[Dataset items]
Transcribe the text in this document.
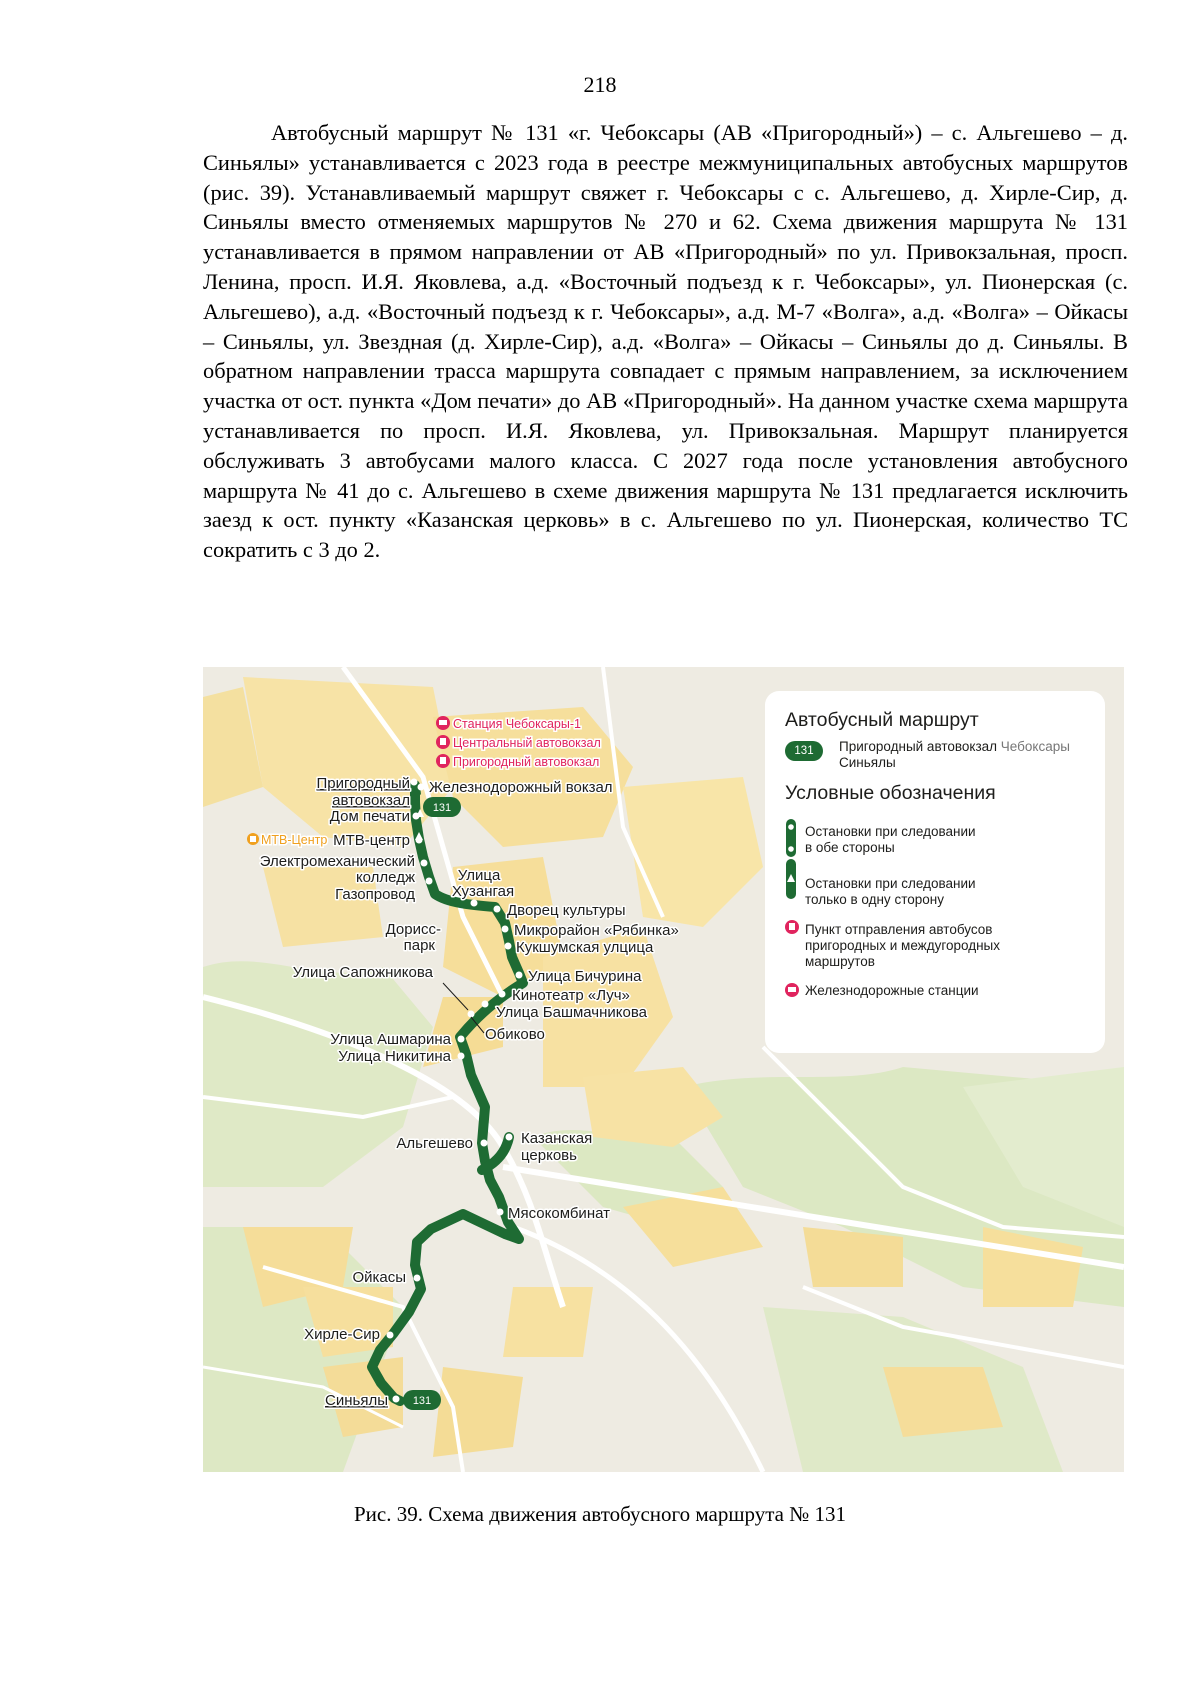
218

Автобусный маршрут № 131 «г. Чебоксары (АВ «Пригородный») – с. Альгешево – д. Синьялы» устанавливается с 2023 года в реестре межмуниципальных автобусных маршрутов (рис. 39). Устанавливаемый маршрут свяжет г. Чебоксары с с. Альгешево, д. Хирле-Сир, д. Синьялы вместо отменяемых маршрутов № 270 и 62. Схема движения маршрута № 131 устанавливается в прямом направлении от АВ «Пригородный» по ул. Привокзальная, просп. Ленина, просп. И.Я. Яковлева, а.д. «Восточный подъезд к г. Чебоксары», ул. Пионерская (с. Альгешево), а.д. «Восточный подъезд к г. Чебоксары», а.д. М-7 «Волга», а.д. «Волга» – Ойкасы – Синьялы, ул. Звездная (д. Хирле-Сир), а.д. «Волга» – Ойкасы – Синьялы до д. Синьялы. В обратном направлении трасса маршрута совпадает с прямым направлением, за исключением участка от ост. пункта «Дом печати» до АВ «Пригородный». На данном участке схема маршрута устанавливается по просп. И.Я. Яковлева, ул. Привокзальная. Маршрут планируется обслуживать 3 автобусами малого класса. С 2027 года после установления автобусного маршрута № 41 до с. Альгешево в схеме движения маршрута № 131 предлагается исключить заезд к ост. пункту «Казанская церковь» в с. Альгешево по ул. Пионерская, количество ТС сократить с 3 до 2.

131
131
Станция Чебоксары-1
Центральный автовокзал
Пригородный автовокзал
МТВ-Центр
Пригородный
автовокзал
Железнодорожный вокзал
Дом печати
МТВ-центр
Электромеханический
колледж
Газопровод
Улица
Хузангая
Дворец культуры
Микрорайон «Рябинка»
Кукшумская улцица
Дорисс-
парк
Улица Сапожникова	Улица Бичурина
Кинотеатр «Луч»
Улица Башмачникова
Обиково
Улица Ашмарина
Улица Никитина
Альгешево	Казанская
церковь
Мясокомбинат
Ойкасы
Хирле-Сир
Синьялы
Автобусный маршрут
131	Пригородный автовокзал Чебоксары
Синьялы
Условные обозначения
Остановки при следовании
в обе стороны
Остановки при следовании
только в одну сторону
Пункт отправления автобусов
пригородных и междугородных
маршрутов
Железнодорожные станции
Рис. 39. Схема движения автобусного маршрута № 131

**Work instructions:**
Reply with only the number of lines in the entries that contain the word "автовокзал".

**Correct answer:**
4